** Start of Data supplied **

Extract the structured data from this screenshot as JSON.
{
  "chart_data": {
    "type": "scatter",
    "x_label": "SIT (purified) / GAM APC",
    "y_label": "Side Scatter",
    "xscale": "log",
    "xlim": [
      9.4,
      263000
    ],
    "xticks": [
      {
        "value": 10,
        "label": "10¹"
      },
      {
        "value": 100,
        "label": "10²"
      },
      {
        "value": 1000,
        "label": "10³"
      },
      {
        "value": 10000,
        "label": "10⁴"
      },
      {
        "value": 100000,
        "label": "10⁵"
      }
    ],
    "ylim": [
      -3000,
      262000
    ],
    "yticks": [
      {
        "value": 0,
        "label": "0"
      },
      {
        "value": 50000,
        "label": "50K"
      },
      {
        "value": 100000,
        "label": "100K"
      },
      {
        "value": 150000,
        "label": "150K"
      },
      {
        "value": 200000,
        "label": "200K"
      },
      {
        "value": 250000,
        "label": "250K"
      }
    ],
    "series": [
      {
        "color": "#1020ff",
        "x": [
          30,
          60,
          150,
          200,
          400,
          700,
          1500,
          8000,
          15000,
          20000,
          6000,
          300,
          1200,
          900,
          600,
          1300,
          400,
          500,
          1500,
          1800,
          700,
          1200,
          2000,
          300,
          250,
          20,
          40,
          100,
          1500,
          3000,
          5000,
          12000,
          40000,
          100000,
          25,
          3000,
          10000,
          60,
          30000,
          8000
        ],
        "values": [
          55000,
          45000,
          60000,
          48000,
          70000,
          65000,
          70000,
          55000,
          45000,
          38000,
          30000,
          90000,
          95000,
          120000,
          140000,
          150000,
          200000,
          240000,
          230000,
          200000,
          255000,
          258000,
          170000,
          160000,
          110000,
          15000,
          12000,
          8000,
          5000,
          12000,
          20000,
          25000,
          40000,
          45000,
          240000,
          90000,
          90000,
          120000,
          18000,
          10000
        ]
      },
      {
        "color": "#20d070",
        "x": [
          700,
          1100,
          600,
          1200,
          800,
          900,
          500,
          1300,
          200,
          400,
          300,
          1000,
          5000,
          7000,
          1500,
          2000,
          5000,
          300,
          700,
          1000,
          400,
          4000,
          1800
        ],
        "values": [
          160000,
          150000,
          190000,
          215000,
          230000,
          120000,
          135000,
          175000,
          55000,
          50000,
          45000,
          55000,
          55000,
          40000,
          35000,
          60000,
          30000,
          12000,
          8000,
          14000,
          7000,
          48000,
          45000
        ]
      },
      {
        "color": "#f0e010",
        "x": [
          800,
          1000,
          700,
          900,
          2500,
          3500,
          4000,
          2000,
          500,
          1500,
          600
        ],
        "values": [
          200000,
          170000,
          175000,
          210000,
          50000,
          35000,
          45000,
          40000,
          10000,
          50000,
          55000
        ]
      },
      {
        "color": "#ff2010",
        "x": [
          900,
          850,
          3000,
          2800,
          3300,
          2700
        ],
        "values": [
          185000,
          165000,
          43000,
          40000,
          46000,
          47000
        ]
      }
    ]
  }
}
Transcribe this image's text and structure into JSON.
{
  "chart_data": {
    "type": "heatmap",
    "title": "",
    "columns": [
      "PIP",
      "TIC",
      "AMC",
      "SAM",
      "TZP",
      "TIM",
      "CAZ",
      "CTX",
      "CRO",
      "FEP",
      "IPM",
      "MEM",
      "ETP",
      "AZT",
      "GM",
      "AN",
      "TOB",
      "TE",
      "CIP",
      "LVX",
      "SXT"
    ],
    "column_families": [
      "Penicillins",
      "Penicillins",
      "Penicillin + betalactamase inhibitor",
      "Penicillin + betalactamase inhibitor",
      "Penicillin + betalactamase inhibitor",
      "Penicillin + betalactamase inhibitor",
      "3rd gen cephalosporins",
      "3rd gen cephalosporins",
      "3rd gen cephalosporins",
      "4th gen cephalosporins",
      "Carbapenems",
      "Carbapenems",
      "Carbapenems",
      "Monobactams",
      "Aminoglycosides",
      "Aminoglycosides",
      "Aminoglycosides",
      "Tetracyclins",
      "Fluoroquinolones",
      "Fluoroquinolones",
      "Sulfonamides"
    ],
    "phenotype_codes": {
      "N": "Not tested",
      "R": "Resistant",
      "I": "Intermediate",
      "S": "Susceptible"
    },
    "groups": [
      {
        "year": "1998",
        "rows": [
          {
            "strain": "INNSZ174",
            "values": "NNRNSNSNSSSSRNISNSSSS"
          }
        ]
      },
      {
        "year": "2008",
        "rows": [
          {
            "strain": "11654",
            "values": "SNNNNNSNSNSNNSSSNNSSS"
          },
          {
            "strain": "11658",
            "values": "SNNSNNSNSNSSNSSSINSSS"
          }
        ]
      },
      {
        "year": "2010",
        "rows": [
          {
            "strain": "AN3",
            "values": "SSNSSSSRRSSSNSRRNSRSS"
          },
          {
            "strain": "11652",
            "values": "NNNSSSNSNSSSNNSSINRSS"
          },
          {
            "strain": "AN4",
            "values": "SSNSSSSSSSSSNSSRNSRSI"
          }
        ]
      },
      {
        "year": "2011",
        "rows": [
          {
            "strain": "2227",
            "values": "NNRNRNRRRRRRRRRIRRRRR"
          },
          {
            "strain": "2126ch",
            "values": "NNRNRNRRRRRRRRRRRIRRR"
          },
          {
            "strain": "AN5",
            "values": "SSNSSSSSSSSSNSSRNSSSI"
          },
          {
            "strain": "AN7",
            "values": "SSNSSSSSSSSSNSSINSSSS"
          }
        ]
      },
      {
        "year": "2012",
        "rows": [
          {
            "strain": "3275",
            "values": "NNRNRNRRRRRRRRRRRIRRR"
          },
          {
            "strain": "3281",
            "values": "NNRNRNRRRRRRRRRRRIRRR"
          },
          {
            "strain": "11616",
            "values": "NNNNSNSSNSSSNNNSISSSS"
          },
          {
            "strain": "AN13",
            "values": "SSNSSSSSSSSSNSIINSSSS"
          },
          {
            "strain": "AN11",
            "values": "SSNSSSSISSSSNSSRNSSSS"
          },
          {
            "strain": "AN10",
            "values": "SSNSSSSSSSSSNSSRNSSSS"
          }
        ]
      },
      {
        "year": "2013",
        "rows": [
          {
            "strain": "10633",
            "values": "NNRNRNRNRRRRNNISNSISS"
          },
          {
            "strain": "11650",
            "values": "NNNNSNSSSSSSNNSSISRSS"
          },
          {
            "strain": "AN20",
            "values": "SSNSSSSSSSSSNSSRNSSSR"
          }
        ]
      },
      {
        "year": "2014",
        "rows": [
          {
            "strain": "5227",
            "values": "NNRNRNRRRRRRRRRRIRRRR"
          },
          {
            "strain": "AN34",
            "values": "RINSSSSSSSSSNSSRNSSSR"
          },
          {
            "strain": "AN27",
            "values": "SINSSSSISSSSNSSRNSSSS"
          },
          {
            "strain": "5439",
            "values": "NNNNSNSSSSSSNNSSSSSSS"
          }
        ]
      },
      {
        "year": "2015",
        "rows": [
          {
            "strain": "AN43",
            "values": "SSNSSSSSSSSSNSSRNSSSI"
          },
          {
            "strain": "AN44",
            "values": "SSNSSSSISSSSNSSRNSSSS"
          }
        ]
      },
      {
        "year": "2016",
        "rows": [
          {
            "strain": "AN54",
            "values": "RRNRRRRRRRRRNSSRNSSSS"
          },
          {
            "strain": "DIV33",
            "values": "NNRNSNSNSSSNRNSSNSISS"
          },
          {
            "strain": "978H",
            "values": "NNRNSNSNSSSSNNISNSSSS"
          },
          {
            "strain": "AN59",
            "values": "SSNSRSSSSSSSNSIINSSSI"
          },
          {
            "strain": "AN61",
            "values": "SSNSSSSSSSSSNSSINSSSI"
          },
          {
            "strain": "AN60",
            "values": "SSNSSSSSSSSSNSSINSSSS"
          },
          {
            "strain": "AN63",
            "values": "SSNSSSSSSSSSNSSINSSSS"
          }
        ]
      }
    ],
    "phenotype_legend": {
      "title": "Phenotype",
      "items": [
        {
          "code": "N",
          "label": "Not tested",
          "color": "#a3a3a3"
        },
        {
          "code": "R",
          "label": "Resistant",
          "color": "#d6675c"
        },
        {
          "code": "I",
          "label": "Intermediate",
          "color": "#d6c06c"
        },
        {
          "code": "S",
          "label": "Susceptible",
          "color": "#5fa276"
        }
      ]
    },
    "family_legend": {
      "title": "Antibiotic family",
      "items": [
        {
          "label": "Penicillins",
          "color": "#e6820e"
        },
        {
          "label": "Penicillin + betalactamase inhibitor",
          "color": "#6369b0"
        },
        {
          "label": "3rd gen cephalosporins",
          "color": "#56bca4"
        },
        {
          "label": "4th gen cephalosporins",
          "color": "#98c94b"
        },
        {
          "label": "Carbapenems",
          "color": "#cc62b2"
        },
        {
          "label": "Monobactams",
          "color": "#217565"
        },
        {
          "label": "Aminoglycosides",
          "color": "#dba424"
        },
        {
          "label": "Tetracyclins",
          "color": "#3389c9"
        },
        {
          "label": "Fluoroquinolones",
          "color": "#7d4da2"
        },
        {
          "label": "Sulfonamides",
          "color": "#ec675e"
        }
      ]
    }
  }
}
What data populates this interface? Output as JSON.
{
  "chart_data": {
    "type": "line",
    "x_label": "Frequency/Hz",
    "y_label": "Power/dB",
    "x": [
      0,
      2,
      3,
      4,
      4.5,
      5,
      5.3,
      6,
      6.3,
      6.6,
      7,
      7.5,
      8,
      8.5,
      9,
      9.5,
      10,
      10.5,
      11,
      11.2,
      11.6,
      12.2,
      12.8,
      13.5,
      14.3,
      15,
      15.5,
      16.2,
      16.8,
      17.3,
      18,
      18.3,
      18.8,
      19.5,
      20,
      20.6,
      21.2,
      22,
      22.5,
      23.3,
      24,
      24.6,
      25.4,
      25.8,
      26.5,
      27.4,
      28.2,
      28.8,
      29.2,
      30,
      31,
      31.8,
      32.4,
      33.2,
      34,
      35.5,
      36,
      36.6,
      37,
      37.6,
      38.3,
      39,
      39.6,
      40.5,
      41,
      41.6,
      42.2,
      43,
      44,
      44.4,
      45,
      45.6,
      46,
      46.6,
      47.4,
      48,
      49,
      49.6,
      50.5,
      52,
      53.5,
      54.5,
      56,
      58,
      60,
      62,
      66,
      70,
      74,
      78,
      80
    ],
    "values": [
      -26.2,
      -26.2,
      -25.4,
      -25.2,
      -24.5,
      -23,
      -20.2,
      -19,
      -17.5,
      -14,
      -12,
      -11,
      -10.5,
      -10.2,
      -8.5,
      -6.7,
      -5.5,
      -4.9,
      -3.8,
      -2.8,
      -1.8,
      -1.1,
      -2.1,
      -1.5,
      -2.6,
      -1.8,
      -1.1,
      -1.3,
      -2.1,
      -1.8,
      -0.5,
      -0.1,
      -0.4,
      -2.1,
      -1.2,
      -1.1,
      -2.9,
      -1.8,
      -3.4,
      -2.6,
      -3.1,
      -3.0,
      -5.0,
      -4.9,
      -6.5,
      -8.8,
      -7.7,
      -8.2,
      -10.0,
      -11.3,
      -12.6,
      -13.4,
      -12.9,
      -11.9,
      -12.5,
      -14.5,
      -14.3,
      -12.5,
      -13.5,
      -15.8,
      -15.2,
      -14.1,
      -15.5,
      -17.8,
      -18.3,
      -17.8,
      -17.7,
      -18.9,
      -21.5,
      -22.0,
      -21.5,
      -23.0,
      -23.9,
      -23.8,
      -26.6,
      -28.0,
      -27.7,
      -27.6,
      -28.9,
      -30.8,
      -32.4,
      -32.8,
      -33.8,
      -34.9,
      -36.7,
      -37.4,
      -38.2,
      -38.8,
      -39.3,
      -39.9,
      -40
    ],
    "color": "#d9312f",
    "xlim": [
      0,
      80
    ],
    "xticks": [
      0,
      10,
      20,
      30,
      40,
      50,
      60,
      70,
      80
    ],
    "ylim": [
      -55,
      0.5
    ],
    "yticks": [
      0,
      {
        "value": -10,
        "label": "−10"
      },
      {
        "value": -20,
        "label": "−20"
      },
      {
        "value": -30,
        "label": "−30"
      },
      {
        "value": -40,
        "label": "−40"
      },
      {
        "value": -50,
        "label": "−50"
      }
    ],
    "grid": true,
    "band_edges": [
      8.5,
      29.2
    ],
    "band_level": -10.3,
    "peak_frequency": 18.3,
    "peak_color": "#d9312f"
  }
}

** End of Data supplied **

Find every line with "JSON" in the listing and state how many there are, nothing else.

● **Finished answer**
3